[Extracts from a graphics dataset]
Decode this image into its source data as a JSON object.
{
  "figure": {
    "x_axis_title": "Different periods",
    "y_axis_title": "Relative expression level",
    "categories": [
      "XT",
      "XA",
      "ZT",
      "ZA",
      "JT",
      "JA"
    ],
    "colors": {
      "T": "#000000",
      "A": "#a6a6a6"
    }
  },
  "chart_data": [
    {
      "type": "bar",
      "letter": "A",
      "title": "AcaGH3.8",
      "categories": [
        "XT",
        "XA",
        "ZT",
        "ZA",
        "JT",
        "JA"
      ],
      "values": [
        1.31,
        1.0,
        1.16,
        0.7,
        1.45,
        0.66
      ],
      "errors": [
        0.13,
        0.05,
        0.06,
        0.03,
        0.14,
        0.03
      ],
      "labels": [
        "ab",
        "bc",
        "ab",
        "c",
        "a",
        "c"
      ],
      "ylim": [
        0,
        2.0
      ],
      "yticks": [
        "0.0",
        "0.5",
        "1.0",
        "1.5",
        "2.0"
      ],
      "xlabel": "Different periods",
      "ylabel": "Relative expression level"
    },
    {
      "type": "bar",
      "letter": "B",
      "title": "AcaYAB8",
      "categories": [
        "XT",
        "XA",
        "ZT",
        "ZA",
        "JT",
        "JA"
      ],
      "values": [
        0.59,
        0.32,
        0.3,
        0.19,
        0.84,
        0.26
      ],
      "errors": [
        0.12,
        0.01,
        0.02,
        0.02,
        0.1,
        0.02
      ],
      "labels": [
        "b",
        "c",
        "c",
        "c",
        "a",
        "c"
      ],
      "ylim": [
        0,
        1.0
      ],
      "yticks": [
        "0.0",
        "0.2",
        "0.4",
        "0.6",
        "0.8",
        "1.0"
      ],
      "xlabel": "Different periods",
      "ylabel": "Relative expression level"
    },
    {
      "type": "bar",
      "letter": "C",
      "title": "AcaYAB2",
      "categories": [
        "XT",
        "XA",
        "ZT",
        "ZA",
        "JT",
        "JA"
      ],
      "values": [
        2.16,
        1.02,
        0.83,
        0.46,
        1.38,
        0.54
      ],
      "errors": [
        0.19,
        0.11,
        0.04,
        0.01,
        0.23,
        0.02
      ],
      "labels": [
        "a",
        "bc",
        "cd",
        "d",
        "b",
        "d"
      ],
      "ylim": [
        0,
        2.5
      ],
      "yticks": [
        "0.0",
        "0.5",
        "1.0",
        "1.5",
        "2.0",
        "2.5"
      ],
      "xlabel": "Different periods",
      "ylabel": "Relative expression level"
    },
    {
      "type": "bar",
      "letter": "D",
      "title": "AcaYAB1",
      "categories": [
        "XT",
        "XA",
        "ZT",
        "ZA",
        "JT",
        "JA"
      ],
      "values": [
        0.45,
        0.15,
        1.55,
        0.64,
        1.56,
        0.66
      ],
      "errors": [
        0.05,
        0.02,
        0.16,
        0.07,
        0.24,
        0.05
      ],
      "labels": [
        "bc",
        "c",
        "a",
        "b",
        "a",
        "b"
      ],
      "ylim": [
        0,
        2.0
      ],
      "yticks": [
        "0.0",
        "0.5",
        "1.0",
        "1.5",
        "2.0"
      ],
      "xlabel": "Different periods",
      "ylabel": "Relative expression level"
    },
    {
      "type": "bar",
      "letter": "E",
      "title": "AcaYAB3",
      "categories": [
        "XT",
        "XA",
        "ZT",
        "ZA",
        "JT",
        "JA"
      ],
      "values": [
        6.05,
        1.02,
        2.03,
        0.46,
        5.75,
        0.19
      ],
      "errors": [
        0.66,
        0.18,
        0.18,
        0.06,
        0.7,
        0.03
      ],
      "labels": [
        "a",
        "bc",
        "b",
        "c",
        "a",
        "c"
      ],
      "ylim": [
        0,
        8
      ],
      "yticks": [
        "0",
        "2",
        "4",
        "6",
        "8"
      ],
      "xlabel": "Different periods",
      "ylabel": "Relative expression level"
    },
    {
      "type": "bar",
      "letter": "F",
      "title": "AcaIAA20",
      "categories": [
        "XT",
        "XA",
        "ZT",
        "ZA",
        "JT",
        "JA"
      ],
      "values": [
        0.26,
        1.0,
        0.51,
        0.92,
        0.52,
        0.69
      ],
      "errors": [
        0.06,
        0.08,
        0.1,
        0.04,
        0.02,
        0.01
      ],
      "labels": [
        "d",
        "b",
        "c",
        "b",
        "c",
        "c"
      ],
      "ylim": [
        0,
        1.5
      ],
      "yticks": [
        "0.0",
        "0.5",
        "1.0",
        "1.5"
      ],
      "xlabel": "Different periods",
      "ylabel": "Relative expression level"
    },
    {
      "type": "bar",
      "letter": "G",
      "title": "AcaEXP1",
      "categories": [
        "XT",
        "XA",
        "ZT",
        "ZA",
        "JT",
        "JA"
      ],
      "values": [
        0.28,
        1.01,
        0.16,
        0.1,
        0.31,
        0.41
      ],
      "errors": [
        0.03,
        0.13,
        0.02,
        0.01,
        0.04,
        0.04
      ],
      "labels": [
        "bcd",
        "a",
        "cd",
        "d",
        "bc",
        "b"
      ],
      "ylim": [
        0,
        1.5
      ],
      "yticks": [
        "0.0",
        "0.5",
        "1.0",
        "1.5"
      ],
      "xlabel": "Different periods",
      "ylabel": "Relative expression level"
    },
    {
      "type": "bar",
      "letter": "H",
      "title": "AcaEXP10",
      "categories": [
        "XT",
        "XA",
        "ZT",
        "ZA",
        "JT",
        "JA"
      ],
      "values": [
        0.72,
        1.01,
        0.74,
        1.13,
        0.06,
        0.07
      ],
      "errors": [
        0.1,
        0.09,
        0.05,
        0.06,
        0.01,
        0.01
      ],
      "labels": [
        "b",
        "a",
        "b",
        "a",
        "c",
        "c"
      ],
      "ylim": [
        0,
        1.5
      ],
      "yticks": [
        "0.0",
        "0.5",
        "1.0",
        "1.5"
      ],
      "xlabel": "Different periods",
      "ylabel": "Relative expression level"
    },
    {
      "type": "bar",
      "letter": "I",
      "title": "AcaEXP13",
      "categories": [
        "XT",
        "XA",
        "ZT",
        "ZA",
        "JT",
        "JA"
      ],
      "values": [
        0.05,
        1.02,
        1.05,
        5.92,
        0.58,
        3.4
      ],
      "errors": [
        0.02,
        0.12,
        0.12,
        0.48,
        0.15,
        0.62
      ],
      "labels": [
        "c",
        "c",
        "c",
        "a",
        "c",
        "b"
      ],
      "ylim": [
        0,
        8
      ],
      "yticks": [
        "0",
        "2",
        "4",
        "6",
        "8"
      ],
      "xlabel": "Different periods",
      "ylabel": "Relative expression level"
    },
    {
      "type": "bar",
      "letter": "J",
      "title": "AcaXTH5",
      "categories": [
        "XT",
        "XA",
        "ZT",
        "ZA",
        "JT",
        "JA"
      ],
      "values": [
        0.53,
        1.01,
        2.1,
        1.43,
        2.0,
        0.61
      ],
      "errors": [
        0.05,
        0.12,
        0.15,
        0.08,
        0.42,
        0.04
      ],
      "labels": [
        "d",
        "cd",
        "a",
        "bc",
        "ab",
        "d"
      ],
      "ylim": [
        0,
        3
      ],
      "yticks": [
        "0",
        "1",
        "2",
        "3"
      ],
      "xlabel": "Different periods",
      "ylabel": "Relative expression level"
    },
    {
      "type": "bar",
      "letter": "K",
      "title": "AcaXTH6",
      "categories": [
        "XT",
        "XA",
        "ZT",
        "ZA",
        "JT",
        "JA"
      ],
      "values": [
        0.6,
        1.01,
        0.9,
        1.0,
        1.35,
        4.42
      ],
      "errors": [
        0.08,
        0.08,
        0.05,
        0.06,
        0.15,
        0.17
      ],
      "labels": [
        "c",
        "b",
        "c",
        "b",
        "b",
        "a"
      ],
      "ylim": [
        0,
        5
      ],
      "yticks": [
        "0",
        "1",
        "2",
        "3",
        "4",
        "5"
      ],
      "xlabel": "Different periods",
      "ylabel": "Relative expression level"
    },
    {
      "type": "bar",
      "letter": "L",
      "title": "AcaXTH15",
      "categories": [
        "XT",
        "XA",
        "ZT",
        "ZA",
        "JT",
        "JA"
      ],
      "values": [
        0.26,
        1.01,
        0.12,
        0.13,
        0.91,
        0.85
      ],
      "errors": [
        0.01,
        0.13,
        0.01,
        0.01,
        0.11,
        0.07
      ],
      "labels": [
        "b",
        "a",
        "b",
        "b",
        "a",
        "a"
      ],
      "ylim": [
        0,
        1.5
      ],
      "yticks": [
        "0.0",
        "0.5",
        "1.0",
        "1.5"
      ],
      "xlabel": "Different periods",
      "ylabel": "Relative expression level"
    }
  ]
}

→ **INSTRUCTIONS FOR THE TASK**:
Return only the count of lines in the records that hold the word "letter".

→ **EXERCISE OUTPUT**:
12